■ **Goal of the exercise**
Report every line in the listing below where the string "Daily" shows up.

Entries from a dataset
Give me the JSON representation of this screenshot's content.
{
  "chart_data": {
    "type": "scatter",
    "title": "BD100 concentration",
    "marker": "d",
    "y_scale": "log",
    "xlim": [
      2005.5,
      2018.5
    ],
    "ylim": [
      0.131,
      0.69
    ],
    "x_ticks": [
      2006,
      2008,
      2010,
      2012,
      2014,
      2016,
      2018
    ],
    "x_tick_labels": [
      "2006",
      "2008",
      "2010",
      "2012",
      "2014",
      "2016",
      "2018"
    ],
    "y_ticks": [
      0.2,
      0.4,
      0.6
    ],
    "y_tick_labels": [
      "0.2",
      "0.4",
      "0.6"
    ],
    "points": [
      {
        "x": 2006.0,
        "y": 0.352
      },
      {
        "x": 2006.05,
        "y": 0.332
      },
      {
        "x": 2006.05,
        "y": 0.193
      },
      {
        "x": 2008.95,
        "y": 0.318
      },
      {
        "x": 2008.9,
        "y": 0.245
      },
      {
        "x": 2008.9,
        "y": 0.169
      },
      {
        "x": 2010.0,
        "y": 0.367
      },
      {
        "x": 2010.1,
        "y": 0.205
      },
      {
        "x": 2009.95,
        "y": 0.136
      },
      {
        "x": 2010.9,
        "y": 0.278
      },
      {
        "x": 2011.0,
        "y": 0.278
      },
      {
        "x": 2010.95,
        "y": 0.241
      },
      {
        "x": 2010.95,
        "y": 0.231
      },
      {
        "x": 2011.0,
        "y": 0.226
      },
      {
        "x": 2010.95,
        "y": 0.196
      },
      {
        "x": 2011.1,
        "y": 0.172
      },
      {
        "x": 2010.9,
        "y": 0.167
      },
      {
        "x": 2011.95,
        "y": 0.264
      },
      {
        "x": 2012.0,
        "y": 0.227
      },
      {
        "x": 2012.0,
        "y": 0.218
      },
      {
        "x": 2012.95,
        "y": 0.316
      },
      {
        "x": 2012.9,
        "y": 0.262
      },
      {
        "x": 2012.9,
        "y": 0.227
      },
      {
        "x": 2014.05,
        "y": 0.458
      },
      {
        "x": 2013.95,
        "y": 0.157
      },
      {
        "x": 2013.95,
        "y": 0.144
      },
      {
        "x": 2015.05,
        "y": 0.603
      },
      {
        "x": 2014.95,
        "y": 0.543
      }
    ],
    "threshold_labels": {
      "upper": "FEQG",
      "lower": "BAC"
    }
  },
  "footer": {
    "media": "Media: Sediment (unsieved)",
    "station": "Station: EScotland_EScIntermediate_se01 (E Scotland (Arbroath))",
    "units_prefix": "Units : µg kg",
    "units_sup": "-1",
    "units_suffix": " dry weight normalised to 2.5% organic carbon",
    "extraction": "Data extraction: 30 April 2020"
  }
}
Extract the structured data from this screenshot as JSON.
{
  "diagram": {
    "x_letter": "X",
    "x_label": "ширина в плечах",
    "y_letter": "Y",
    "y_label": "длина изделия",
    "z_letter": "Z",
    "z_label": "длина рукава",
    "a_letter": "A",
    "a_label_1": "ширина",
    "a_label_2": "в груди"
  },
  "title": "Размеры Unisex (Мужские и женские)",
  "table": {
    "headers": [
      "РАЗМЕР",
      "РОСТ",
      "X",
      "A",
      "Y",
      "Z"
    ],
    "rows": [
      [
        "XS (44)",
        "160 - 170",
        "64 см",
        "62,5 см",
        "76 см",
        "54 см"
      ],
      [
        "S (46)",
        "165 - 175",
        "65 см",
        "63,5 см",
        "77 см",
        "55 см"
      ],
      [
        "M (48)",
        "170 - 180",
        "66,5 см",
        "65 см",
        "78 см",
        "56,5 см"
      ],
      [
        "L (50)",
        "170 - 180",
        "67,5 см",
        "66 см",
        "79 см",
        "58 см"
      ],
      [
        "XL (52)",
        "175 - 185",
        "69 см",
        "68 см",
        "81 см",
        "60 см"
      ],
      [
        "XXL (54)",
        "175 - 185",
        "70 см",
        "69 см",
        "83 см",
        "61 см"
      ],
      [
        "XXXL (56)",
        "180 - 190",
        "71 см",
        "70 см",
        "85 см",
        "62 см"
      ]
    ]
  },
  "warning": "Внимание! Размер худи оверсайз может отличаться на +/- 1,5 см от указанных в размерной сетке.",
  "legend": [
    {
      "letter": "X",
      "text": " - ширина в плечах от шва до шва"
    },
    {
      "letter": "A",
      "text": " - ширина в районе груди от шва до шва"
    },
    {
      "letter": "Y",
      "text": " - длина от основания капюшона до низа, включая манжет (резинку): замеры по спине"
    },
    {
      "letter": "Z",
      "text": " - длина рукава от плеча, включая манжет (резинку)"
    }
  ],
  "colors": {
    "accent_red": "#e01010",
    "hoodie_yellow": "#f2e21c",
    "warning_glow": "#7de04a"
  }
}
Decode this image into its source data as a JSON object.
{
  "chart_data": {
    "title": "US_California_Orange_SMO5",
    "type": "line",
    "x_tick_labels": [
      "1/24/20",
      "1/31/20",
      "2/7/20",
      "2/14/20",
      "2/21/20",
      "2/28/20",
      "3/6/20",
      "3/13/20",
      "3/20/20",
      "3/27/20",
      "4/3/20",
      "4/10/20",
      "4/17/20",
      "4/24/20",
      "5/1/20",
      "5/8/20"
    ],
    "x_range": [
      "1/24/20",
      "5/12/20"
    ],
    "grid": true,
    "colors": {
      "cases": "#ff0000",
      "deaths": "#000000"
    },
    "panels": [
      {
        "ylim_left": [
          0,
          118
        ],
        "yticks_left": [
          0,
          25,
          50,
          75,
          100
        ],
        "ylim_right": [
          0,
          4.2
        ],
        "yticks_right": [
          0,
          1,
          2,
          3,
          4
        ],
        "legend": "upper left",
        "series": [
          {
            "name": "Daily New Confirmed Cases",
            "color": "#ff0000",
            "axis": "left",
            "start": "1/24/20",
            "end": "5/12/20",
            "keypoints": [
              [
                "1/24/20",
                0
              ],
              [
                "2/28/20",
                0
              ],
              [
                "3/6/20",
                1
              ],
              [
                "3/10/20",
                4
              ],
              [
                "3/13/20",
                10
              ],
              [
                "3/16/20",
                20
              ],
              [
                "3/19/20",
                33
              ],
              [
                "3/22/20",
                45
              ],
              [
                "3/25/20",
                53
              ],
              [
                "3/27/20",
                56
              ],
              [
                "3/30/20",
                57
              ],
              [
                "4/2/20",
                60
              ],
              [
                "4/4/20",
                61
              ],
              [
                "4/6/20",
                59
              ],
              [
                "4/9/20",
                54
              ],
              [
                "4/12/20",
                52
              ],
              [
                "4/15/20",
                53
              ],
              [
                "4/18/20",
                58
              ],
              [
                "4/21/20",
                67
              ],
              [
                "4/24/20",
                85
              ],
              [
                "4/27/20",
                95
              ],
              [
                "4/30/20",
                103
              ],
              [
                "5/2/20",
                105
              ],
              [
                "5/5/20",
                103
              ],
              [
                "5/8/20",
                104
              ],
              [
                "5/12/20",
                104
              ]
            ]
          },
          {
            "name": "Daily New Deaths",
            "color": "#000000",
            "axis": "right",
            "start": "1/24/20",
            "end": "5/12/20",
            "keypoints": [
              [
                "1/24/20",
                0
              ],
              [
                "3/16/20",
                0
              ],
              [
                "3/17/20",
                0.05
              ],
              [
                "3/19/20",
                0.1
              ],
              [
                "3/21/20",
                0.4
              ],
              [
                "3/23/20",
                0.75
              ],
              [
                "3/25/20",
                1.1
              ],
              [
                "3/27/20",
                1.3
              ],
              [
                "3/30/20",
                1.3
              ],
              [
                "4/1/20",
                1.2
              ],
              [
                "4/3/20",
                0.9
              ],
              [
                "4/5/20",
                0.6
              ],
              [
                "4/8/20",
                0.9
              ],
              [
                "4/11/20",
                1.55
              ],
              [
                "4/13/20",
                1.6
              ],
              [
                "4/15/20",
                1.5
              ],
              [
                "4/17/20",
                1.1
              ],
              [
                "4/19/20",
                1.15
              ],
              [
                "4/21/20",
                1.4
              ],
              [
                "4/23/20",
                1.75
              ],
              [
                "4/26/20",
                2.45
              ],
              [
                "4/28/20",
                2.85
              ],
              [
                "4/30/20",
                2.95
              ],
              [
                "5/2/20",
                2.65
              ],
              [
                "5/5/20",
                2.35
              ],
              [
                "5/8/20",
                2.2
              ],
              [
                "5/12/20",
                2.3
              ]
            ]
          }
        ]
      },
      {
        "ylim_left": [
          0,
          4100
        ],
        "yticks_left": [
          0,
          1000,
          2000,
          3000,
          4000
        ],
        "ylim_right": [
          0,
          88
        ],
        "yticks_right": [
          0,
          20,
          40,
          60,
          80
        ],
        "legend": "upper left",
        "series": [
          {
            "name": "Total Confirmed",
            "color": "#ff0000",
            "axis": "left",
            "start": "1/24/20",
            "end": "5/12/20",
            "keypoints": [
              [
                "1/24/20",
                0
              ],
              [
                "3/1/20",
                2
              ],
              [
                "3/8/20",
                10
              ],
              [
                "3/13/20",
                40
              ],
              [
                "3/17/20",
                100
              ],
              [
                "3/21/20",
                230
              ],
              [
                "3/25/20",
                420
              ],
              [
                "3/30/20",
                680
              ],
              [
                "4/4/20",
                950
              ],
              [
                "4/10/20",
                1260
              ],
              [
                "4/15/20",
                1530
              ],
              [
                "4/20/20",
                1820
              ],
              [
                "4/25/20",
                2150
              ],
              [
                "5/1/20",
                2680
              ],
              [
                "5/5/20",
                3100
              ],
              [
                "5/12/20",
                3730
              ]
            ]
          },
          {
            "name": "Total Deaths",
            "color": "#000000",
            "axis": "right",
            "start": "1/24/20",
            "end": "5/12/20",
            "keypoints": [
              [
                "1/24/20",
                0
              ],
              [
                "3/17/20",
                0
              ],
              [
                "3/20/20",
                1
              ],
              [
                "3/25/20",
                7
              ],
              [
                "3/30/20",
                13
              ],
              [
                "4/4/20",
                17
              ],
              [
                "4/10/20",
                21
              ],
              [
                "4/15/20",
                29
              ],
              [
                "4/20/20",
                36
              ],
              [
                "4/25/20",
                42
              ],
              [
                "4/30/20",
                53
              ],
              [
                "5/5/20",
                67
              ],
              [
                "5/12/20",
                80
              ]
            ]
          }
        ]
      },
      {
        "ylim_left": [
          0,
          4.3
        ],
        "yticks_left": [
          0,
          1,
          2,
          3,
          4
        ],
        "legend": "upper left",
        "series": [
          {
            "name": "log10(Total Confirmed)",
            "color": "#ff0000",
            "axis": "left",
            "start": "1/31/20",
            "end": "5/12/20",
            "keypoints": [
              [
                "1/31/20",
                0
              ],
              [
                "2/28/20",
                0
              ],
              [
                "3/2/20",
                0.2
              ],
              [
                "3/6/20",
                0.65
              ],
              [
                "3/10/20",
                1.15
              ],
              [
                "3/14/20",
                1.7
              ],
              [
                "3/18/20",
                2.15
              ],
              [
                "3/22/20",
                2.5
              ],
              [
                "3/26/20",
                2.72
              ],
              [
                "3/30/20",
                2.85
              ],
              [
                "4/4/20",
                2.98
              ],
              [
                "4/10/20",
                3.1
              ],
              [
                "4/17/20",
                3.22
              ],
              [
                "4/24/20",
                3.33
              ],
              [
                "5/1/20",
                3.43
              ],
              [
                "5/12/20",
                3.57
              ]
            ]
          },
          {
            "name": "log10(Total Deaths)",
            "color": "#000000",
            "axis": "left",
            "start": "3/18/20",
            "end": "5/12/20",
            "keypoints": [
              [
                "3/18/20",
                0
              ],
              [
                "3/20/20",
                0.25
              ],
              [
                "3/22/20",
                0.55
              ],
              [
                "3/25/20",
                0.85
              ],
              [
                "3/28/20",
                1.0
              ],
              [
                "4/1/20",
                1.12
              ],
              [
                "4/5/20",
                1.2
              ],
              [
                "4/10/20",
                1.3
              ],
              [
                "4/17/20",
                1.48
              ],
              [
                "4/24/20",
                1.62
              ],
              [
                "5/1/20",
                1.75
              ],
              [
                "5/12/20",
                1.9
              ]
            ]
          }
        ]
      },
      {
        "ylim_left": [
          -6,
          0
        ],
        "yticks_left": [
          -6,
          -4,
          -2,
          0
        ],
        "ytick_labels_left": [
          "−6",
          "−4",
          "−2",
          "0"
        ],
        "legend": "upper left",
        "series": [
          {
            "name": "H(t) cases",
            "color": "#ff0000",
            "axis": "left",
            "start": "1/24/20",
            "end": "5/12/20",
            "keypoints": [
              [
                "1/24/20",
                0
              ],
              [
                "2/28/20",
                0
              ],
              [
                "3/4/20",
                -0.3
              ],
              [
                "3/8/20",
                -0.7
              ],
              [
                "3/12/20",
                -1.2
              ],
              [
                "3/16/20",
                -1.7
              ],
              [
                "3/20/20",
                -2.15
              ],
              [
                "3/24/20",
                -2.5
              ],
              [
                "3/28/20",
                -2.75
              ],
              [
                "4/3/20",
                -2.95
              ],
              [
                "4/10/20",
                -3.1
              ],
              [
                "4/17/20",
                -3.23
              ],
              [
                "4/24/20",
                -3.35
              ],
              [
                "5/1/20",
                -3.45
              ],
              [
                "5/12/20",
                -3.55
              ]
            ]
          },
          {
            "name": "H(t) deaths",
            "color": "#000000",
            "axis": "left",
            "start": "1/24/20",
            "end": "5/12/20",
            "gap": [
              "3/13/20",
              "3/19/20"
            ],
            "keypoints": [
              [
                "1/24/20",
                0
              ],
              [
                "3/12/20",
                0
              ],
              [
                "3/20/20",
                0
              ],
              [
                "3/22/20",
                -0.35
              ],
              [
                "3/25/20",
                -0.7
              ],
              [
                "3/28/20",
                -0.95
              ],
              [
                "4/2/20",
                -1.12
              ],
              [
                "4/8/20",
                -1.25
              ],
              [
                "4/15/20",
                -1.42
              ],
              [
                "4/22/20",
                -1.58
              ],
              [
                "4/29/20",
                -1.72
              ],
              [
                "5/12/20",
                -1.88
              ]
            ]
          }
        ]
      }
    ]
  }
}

■ **Answer**
            "name": "Daily New Confirmed Cases",
            "name": "Daily New Deaths",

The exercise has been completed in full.